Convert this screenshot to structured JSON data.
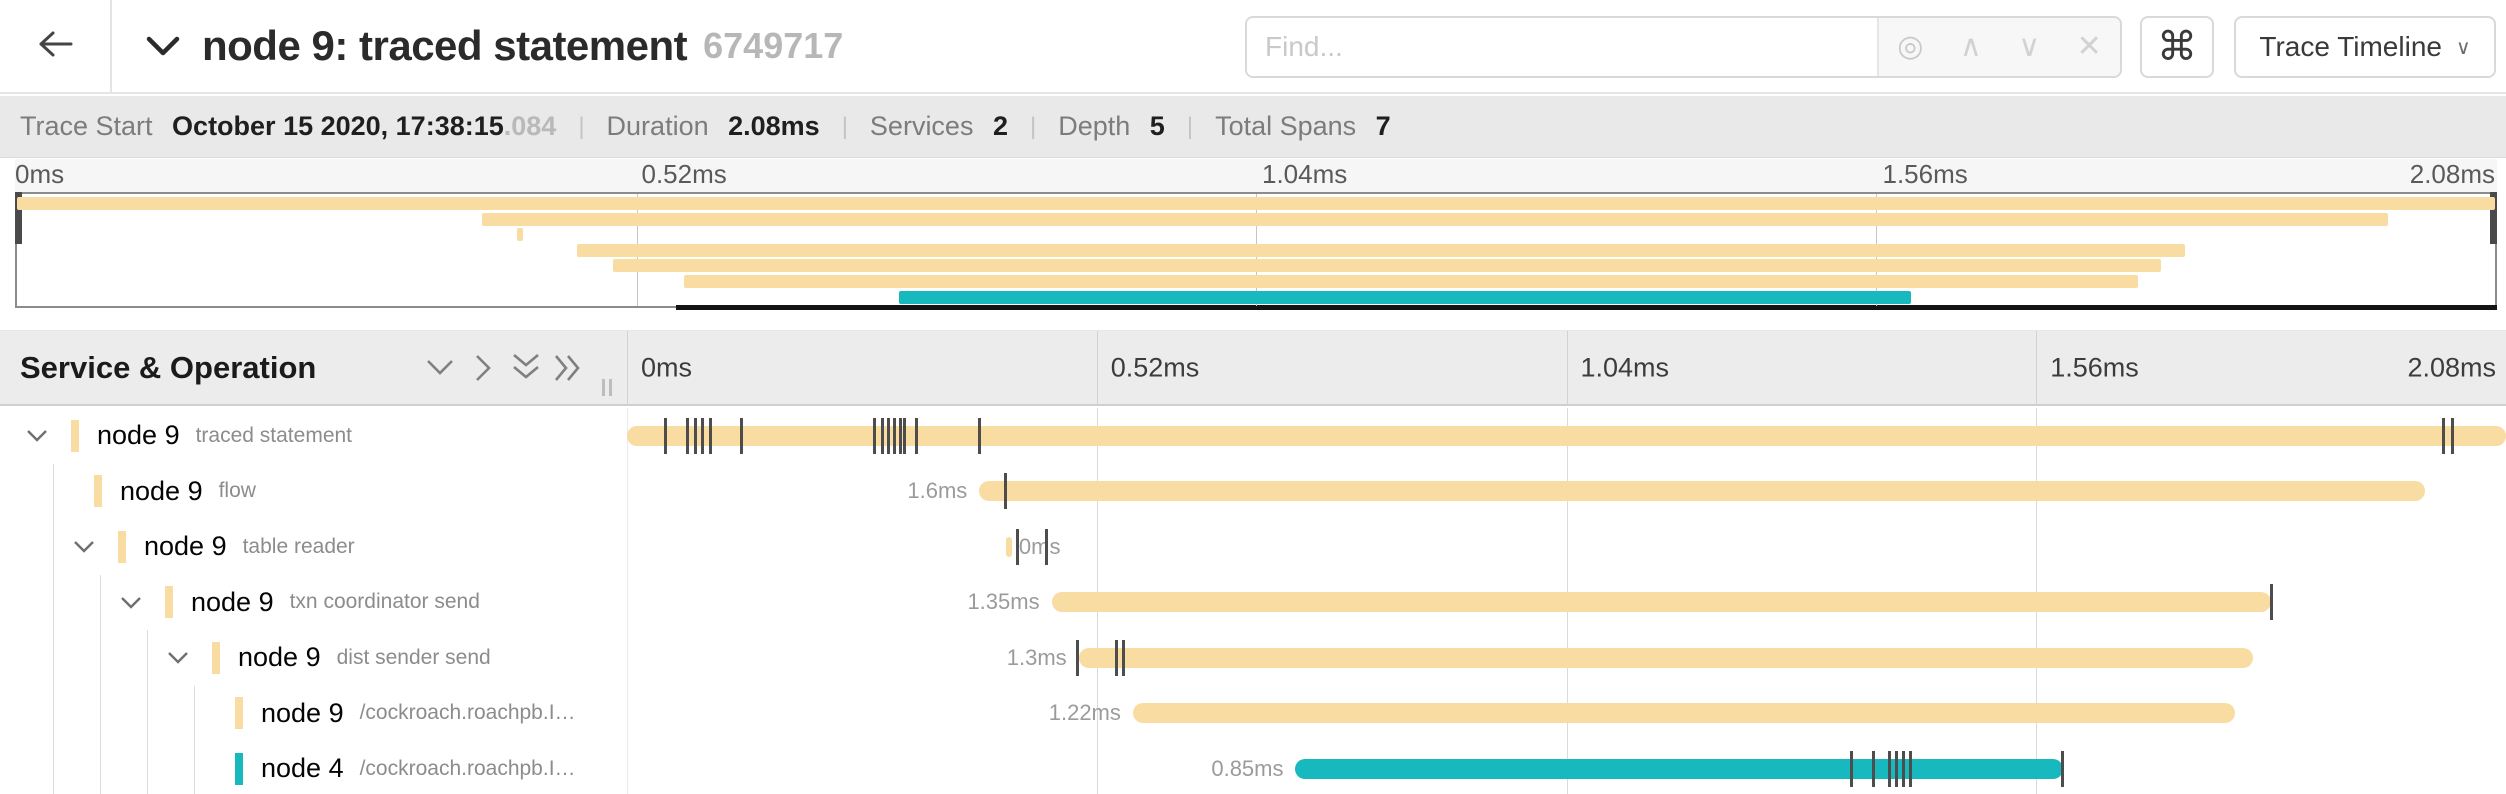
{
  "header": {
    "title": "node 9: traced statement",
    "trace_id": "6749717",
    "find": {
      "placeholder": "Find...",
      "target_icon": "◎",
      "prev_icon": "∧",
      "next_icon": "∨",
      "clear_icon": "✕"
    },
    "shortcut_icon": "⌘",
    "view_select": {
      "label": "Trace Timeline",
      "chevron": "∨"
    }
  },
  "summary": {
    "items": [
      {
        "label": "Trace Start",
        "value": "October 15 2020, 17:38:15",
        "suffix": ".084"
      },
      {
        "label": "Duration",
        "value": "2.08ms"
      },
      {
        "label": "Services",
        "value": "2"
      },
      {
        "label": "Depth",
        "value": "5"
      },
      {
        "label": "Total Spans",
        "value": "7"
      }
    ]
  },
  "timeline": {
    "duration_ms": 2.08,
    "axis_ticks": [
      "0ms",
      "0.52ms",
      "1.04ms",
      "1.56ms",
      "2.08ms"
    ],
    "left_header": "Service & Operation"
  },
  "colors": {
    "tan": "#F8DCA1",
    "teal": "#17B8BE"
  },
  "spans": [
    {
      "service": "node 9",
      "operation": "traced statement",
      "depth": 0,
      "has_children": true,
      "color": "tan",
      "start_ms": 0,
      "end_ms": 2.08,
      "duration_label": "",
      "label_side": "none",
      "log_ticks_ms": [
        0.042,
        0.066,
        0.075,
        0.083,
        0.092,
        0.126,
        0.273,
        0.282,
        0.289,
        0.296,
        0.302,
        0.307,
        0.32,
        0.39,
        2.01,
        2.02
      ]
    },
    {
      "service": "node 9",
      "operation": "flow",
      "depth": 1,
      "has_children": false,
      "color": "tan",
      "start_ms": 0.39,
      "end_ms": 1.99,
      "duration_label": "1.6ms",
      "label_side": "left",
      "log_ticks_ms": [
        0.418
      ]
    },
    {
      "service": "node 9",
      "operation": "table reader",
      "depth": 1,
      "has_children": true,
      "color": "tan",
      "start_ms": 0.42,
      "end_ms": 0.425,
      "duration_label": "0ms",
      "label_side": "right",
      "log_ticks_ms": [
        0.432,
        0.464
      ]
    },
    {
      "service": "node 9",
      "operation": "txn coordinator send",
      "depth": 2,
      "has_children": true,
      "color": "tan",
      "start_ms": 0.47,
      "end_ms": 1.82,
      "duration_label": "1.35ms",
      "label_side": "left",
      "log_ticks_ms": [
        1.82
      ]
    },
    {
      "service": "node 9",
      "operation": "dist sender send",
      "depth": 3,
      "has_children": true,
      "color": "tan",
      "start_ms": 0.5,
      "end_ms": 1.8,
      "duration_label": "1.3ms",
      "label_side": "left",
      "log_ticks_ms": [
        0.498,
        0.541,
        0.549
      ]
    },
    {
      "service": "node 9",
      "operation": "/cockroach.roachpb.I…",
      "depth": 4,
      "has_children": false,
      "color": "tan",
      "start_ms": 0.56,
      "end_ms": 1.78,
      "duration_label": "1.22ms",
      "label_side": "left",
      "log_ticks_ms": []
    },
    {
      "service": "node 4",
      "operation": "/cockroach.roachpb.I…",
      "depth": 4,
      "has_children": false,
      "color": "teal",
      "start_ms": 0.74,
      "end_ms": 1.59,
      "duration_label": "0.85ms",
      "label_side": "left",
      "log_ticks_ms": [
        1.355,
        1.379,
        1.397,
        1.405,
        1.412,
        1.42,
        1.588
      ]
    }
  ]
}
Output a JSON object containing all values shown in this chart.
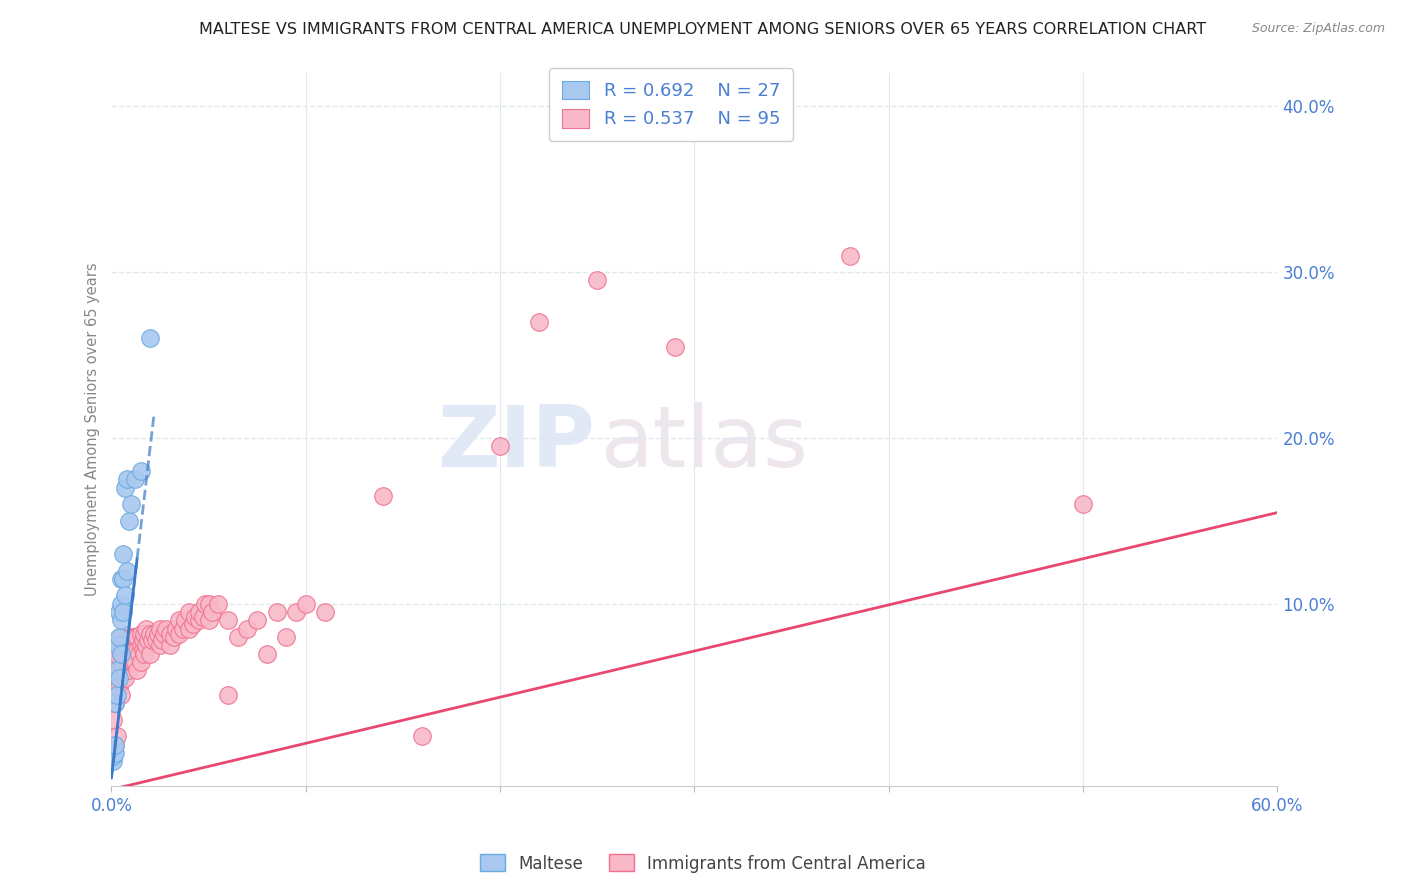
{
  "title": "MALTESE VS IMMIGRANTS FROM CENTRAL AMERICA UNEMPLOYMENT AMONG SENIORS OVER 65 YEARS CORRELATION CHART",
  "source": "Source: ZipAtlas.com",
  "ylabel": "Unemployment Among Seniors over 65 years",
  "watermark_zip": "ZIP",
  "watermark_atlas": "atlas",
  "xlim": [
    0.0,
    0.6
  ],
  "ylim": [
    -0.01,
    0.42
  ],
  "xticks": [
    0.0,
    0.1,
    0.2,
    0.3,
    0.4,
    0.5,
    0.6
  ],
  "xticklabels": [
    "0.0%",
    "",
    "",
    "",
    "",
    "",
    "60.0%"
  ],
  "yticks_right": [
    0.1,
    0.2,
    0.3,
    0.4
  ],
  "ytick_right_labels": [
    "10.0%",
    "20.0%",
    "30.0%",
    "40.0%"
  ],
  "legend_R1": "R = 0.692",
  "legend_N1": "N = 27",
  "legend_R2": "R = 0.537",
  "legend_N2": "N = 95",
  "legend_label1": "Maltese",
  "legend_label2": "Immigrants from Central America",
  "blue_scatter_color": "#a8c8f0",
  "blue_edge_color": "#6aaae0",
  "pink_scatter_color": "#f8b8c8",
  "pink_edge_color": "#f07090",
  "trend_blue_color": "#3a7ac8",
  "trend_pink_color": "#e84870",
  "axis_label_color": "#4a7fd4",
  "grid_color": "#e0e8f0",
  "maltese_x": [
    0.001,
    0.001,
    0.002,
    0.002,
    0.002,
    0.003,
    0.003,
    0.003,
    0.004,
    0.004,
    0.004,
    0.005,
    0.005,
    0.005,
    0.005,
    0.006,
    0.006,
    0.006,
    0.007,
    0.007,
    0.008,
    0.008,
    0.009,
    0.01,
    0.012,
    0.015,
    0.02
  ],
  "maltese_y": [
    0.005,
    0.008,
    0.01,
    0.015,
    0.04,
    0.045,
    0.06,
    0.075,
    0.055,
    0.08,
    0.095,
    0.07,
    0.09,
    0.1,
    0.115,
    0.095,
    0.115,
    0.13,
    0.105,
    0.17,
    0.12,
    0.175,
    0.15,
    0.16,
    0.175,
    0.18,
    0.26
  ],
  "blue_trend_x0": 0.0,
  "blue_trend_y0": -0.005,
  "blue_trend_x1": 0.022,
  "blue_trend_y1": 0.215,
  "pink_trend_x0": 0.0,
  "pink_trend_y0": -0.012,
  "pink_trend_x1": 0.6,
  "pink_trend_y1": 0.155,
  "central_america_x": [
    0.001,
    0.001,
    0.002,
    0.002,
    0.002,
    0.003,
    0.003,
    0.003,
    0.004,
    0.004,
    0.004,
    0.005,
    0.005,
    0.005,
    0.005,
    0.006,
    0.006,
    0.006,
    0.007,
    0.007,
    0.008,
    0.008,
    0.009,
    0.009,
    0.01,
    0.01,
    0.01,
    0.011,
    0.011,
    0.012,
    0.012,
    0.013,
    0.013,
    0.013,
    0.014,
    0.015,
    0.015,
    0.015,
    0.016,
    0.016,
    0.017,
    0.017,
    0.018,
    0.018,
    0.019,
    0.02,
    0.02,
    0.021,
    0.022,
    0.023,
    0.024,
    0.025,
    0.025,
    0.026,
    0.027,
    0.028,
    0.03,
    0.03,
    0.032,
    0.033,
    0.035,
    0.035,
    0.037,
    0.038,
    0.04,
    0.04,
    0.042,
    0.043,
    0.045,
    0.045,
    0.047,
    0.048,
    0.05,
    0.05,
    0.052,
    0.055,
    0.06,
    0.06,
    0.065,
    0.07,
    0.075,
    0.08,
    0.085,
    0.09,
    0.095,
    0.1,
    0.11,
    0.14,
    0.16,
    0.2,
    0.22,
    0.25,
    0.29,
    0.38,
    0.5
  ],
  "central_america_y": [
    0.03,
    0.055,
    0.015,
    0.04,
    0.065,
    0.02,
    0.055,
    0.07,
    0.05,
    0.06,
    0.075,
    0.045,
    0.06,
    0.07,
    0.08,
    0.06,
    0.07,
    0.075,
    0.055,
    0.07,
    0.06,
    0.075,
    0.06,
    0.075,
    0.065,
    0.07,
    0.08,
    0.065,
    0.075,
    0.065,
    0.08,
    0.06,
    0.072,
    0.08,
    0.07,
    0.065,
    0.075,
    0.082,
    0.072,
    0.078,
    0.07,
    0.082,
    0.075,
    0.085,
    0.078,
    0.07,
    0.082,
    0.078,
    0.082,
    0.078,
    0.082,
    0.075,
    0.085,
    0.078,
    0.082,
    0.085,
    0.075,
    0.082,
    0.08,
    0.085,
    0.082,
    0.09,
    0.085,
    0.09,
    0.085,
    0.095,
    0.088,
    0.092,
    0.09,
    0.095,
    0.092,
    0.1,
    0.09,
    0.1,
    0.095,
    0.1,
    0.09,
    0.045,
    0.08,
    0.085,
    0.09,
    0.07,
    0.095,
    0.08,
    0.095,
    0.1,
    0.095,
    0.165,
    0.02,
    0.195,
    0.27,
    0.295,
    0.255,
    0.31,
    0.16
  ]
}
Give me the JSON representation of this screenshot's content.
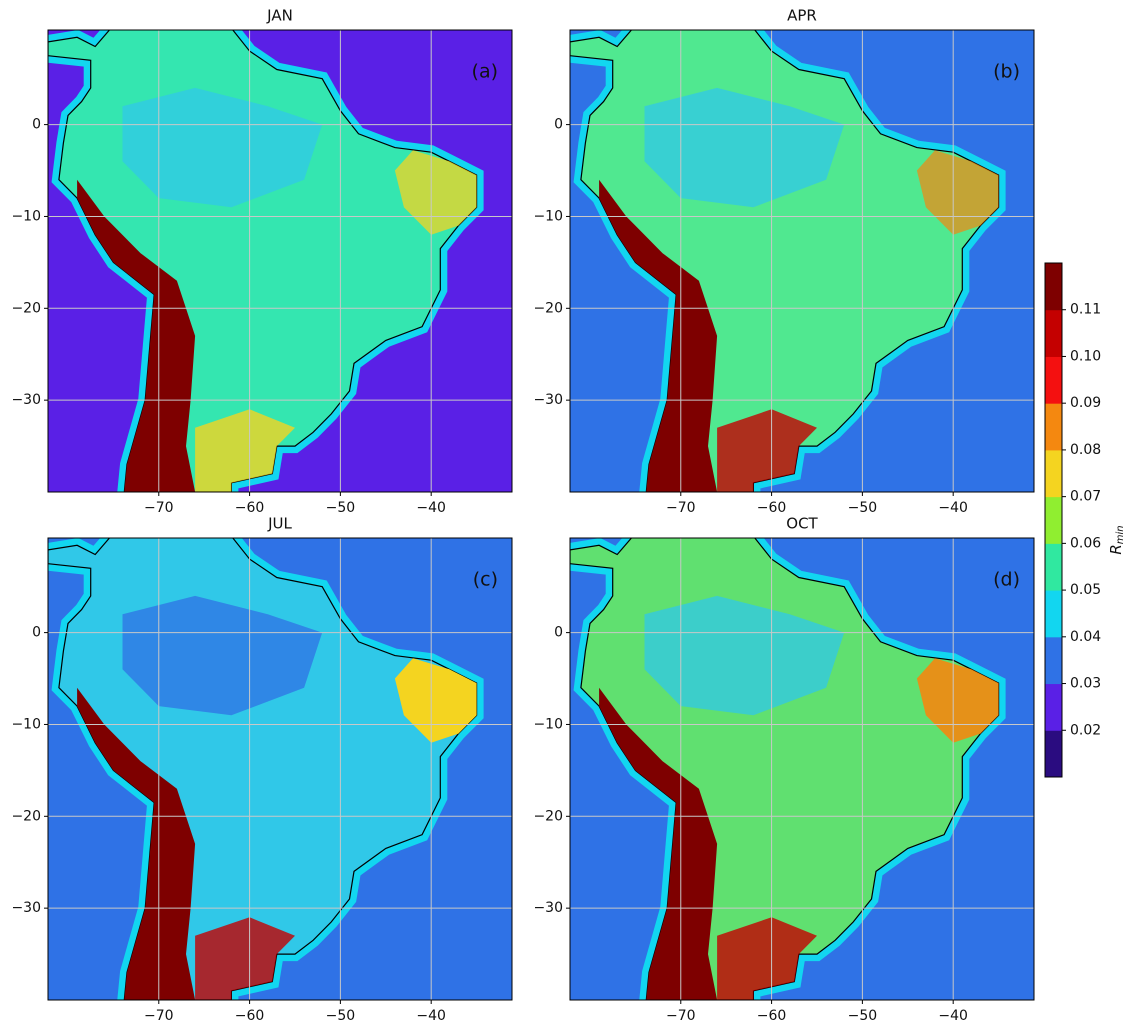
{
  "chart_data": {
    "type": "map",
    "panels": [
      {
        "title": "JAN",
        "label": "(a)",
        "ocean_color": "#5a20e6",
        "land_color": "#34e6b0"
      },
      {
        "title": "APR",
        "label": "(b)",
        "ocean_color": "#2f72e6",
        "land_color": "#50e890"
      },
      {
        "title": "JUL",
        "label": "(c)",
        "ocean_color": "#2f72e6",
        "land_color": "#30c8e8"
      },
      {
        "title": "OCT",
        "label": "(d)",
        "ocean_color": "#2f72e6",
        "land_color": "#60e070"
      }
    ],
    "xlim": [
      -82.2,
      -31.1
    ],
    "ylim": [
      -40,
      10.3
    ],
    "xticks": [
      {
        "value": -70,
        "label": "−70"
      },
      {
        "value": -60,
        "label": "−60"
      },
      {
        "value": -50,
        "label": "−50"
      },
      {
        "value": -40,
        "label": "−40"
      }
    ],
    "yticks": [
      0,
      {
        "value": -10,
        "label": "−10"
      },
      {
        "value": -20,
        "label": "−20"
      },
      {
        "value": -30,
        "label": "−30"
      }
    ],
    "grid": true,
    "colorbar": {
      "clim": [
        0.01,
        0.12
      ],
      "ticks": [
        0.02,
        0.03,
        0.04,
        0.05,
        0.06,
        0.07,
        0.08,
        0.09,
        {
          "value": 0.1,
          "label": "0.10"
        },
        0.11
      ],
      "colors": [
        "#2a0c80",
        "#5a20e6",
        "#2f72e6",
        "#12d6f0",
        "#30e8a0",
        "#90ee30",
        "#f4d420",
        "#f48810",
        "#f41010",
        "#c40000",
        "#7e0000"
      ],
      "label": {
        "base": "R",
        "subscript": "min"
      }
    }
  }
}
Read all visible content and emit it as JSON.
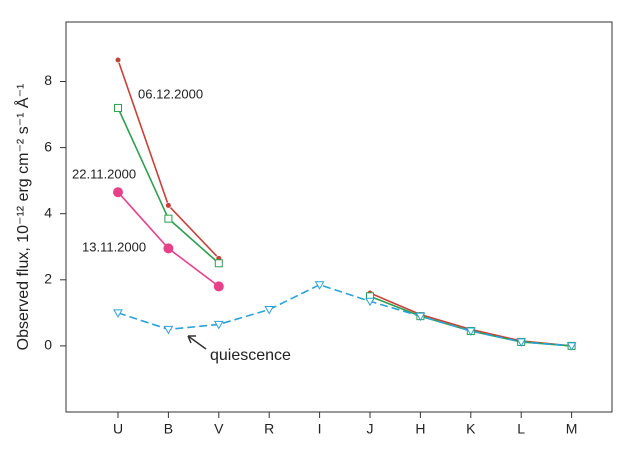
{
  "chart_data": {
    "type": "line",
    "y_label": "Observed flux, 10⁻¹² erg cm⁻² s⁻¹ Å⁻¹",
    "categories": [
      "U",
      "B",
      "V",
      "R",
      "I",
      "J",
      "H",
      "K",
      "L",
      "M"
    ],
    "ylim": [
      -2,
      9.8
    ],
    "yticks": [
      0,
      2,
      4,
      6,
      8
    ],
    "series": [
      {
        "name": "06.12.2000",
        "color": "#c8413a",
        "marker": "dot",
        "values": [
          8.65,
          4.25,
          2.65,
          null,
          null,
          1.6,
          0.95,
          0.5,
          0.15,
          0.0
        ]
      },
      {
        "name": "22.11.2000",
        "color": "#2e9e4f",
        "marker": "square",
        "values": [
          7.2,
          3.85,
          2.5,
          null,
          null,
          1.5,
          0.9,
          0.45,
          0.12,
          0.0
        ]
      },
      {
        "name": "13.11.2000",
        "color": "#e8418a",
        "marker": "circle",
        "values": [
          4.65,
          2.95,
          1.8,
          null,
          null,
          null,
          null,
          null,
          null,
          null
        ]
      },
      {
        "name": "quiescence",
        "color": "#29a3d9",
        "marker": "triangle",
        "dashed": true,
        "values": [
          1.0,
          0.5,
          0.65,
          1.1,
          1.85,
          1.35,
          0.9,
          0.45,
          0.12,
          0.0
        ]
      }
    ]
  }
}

* _Exercise brief_:
Using the material above, gather every line that includes "content".

* _Written response_:
Give me the JSON representation of this screenshot's content.
Read all visible content and emit it as JSON.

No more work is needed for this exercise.